[Stored items from a collection]

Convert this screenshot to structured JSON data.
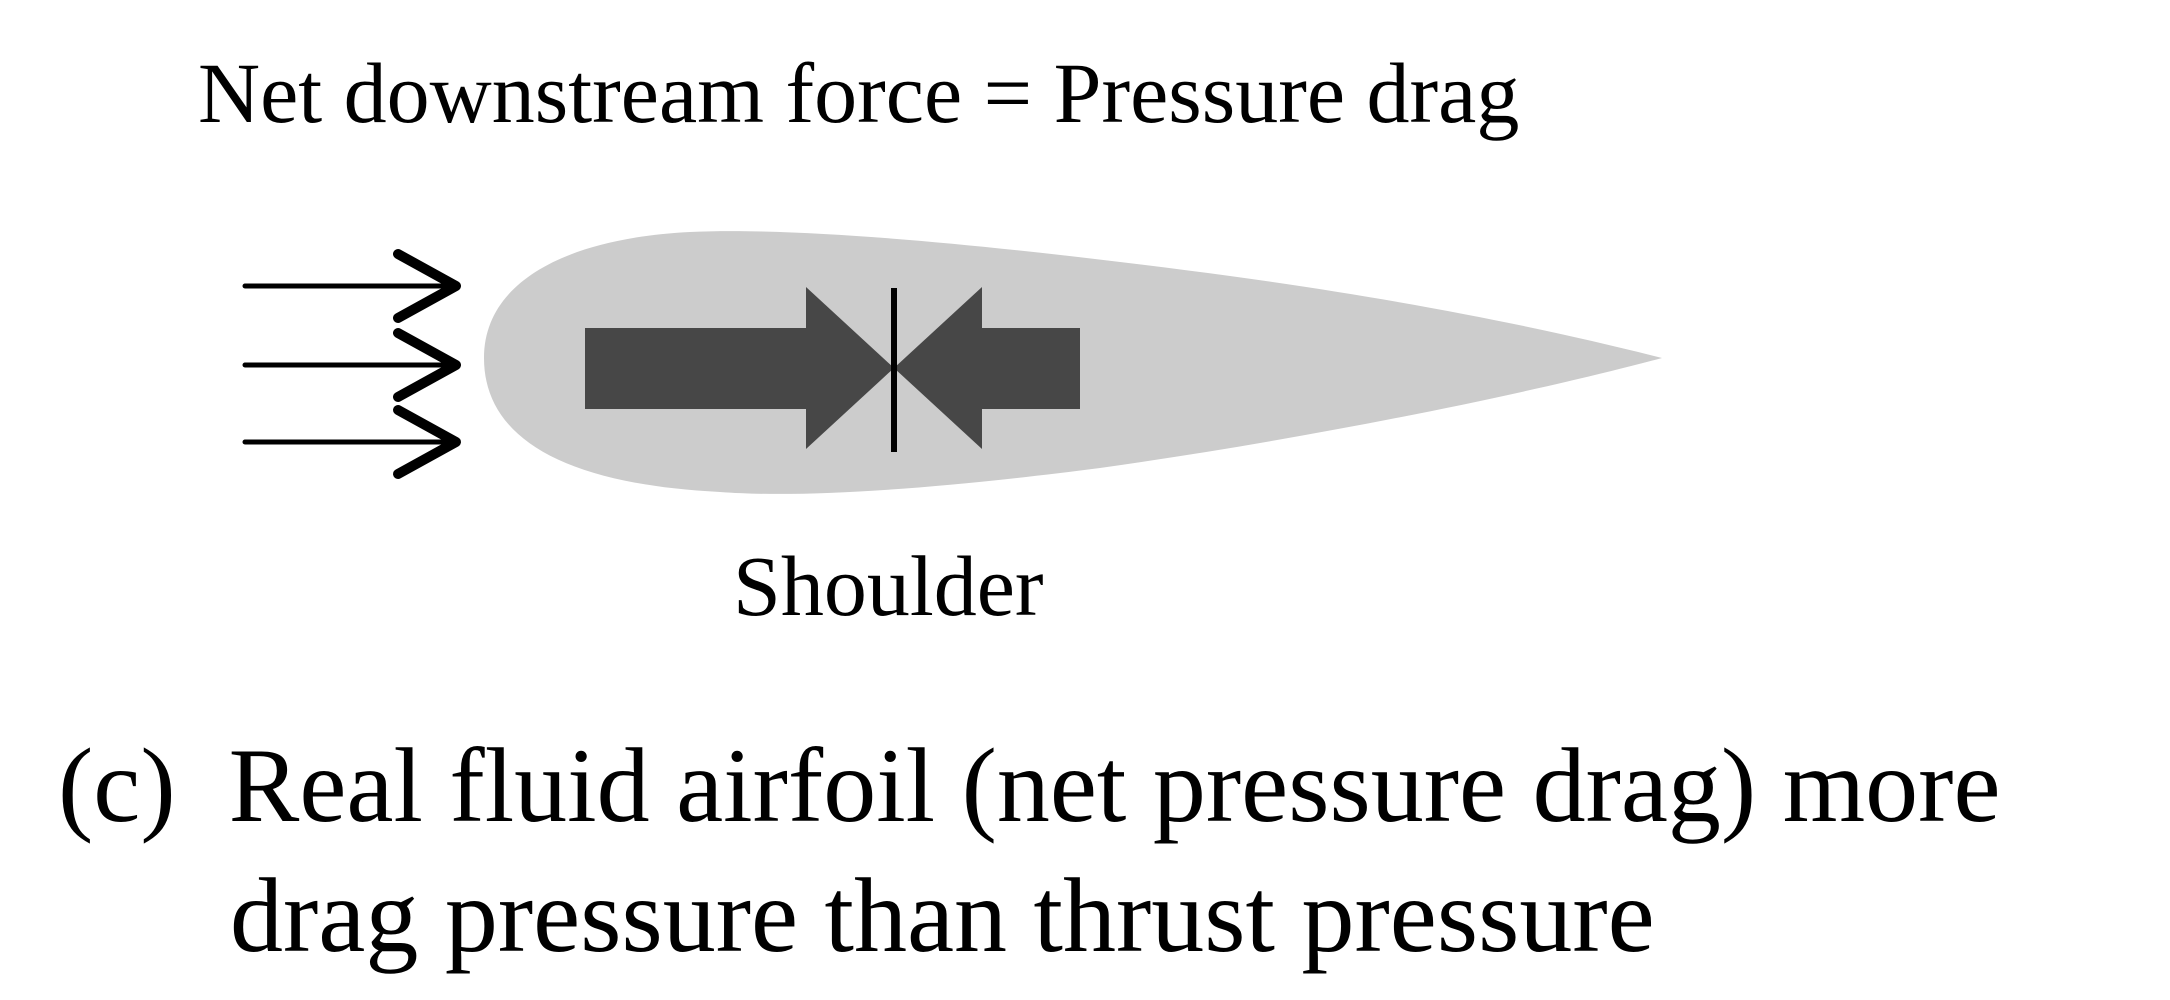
{
  "title": "Net downstream force = Pressure drag",
  "shoulder_label": "Shoulder",
  "caption": {
    "line1": "(c)  Real fluid airfoil (net pressure drag) more",
    "line2": "drag pressure than thrust pressure"
  },
  "colors": {
    "airfoil": "#cccccc",
    "pressure_arrows": "#474747",
    "lines": "#000000"
  }
}
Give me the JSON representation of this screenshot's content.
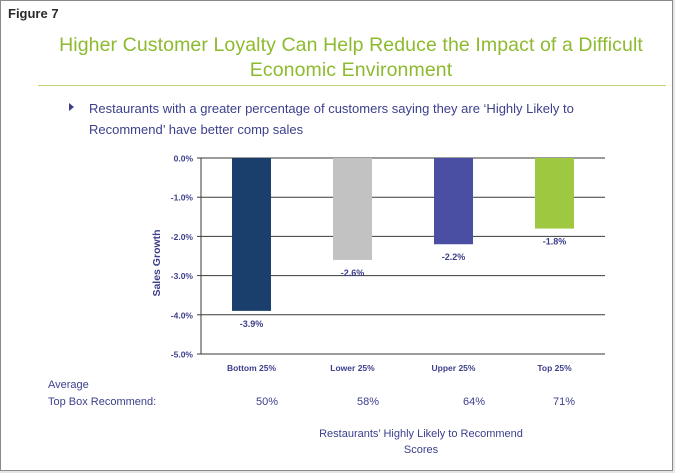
{
  "figure_label": "Figure 7",
  "title": "Higher Customer Loyalty Can Help Reduce the Impact of a Difficult Economic Environment",
  "bullet": "Restaurants with a greater percentage of customers saying they are ‘Highly Likely to Recommend’ have better comp sales",
  "colors": {
    "title": "#8dba2e",
    "text": "#3c3f8c"
  },
  "chart_data": {
    "type": "bar",
    "ylabel": "Sales Growth",
    "ylim": [
      -5.0,
      0.0
    ],
    "yticks": [
      "0.0%",
      "-1.0%",
      "-2.0%",
      "-3.0%",
      "-4.0%",
      "-5.0%"
    ],
    "grid": true,
    "categories": [
      "Bottom 25%",
      "Lower 25%",
      "Upper 25%",
      "Top 25%"
    ],
    "values": [
      -3.9,
      -2.6,
      -2.2,
      -1.8
    ],
    "value_labels": [
      "-3.9%",
      "-2.6%",
      "-2.2%",
      "-1.8%"
    ],
    "bar_colors": [
      "#1a3f6c",
      "#c2c2c2",
      "#4a4fa3",
      "#9ec840"
    ],
    "xlabel": "Restaurants’ Highly Likely to Recommend Scores"
  },
  "top_box": {
    "label_line1": "Average",
    "label_line2": "Top Box  Recommend:",
    "values": [
      "50%",
      "58%",
      "64%",
      "71%"
    ]
  },
  "footer": {
    "line1": "Restaurants’ Highly Likely to Recommend",
    "line2": "Scores"
  }
}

DIRECTIONS FOR THIS TASK:
Transcribe the listing above verbatim. Omit the pictures.

ANSWER TO THIS EXERCISE:
Convert this screenshot to structured JSON data.
{
  "title": "Net downstream force = Pressure drag",
  "shoulder_label": "Shoulder",
  "caption": {
    "line1": "(c)  Real fluid airfoil (net pressure drag) more",
    "line2": "drag pressure than thrust pressure"
  },
  "colors": {
    "airfoil": "#cccccc",
    "pressure_arrows": "#474747",
    "lines": "#000000"
  }
}
Give me the JSON representation of this screenshot's content.
{
  "figure_label": "Figure 7",
  "title": "Higher Customer Loyalty Can Help Reduce the Impact of a Difficult Economic Environment",
  "bullet": "Restaurants with a greater percentage of customers saying they are ‘Highly Likely to Recommend’ have better comp sales",
  "colors": {
    "title": "#8dba2e",
    "text": "#3c3f8c"
  },
  "chart_data": {
    "type": "bar",
    "ylabel": "Sales Growth",
    "ylim": [
      -5.0,
      0.0
    ],
    "yticks": [
      "0.0%",
      "-1.0%",
      "-2.0%",
      "-3.0%",
      "-4.0%",
      "-5.0%"
    ],
    "grid": true,
    "categories": [
      "Bottom 25%",
      "Lower 25%",
      "Upper 25%",
      "Top 25%"
    ],
    "values": [
      -3.9,
      -2.6,
      -2.2,
      -1.8
    ],
    "value_labels": [
      "-3.9%",
      "-2.6%",
      "-2.2%",
      "-1.8%"
    ],
    "bar_colors": [
      "#1a3f6c",
      "#c2c2c2",
      "#4a4fa3",
      "#9ec840"
    ],
    "xlabel": "Restaurants’ Highly Likely to Recommend Scores"
  },
  "top_box": {
    "label_line1": "Average",
    "label_line2": "Top Box  Recommend:",
    "values": [
      "50%",
      "58%",
      "64%",
      "71%"
    ]
  },
  "footer": {
    "line1": "Restaurants’ Highly Likely to Recommend",
    "line2": "Scores"
  }
}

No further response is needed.